**Excerpt:**
Monday, June 29, 2015

One Con Job After Another.


Nigel Farage says the EU is divided over the key issues affecting Europe
I’ve been at the EU summit over the past few days and I don’t sense any congeniality left whatsoever. There were three main things on the agenda.
Greece was the first and was debated endlessly. In fact, Eurozone countries are coming back on Saturday to talk again. 
Frankly, none of them know what to do. There are now signs that Germany’s patience is running out and whilst it is always difficult and sometimes dangerous to make predictions, there can be little doubt that Greece is nearer to leaving the Euro now than at any other point.
Public opinion in Greece has ran straight into Eurozone rules and compromises are becoming more and more difficult. 
There is no united view in response to Greece but if the country does leave the Euro, the European Commission and Germany will comfort themselves that they’ve got firewalls in place.

**Data records:**
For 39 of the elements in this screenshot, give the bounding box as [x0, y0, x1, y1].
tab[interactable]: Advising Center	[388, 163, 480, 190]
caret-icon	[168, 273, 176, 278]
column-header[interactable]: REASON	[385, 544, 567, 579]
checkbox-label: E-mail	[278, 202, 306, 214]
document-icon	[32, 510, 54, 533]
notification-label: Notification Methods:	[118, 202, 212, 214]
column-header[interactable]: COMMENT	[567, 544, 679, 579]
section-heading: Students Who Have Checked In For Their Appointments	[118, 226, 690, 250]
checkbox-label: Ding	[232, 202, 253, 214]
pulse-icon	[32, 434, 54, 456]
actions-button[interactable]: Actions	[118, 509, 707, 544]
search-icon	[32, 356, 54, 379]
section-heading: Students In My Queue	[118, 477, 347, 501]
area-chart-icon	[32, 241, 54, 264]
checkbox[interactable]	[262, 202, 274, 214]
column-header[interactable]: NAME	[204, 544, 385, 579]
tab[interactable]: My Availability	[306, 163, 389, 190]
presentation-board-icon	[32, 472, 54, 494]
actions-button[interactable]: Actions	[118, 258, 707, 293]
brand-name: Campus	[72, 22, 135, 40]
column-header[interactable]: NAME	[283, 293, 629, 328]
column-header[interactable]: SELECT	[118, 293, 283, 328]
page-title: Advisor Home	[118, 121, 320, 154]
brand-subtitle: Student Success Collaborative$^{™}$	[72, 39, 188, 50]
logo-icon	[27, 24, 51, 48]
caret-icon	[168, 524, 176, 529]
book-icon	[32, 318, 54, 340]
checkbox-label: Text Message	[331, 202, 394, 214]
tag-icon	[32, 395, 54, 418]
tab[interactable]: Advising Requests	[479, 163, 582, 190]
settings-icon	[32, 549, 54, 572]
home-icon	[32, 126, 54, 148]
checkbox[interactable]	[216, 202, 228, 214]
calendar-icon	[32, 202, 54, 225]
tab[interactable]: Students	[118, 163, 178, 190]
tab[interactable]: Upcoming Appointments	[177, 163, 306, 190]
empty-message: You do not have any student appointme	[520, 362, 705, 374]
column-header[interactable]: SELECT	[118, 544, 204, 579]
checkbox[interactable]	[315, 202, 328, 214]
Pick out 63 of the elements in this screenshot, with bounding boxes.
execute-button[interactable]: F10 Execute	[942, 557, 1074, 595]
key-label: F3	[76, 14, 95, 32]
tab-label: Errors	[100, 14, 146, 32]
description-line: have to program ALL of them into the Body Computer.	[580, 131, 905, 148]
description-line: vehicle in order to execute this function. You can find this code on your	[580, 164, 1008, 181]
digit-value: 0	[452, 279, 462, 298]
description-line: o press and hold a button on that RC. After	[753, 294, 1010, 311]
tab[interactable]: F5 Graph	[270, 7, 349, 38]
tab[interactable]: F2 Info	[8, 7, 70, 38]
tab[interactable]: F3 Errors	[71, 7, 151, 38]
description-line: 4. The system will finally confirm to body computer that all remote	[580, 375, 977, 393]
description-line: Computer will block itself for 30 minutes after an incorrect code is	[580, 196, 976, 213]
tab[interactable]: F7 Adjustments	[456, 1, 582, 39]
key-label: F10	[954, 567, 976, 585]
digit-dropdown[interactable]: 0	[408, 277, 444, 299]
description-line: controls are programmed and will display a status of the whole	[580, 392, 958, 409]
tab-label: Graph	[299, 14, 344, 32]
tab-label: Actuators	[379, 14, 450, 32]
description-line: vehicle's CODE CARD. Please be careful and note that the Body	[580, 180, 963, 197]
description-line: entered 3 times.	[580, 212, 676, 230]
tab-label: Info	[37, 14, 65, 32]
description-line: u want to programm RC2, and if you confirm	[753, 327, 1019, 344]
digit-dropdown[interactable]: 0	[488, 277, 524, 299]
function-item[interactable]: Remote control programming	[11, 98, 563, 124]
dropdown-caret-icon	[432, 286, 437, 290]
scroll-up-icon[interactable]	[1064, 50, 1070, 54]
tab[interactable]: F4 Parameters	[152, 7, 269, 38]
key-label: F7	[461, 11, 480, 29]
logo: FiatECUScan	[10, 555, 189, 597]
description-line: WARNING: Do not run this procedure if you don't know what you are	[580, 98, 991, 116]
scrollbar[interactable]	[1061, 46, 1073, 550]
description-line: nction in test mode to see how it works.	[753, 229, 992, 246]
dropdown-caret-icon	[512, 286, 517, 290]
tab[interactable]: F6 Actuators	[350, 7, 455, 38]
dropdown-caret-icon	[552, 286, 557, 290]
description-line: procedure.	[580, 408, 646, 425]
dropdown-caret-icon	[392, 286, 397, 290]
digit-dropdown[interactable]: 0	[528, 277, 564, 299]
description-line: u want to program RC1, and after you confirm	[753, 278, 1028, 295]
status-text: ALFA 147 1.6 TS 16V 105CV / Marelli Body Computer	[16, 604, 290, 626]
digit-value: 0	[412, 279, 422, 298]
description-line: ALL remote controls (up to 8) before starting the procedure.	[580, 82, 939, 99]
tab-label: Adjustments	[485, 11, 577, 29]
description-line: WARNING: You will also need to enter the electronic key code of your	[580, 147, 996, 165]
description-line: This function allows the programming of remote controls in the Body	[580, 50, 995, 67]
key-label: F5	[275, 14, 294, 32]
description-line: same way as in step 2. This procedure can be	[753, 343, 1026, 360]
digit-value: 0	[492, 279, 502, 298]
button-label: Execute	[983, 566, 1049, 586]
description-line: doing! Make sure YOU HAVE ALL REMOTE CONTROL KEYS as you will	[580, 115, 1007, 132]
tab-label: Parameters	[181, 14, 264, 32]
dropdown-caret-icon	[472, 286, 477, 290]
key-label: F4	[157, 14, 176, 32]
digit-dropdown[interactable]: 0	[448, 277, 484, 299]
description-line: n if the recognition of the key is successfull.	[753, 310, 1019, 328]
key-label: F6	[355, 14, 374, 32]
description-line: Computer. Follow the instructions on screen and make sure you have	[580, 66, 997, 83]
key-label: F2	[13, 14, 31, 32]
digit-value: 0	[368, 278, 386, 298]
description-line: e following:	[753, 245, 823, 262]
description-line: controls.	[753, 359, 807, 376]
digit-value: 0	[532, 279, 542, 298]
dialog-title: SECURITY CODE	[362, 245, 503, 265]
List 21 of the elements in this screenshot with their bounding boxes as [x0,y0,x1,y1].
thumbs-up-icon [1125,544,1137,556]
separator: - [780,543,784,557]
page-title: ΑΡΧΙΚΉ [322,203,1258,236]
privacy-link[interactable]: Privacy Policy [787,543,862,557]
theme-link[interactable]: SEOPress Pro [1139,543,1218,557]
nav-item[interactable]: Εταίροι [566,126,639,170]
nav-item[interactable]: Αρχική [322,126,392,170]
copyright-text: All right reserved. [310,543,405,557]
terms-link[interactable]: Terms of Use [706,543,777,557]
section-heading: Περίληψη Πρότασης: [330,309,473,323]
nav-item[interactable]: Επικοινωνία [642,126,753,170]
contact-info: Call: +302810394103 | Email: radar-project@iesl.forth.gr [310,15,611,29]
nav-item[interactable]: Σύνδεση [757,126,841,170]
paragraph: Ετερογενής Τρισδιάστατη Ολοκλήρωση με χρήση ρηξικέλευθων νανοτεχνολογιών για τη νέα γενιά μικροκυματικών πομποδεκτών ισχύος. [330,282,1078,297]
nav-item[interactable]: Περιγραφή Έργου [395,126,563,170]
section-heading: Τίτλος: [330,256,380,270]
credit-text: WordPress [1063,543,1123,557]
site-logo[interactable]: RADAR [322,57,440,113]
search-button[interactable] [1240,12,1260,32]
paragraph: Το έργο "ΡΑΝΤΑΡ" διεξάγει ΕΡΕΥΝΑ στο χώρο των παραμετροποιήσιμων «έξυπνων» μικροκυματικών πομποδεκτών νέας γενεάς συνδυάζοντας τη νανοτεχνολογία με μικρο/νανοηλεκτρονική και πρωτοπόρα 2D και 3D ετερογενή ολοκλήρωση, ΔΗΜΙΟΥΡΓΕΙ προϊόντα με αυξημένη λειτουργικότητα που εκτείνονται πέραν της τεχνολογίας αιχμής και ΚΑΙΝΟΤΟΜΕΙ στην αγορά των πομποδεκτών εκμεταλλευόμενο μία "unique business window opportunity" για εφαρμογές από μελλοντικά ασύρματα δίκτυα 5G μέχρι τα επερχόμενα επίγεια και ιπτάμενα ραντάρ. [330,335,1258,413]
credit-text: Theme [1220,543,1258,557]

**Brief:** According to the post about the EU summit, when are Eurozone countries coming back to talk about Greece again?

**Complete answer:** On Saturday.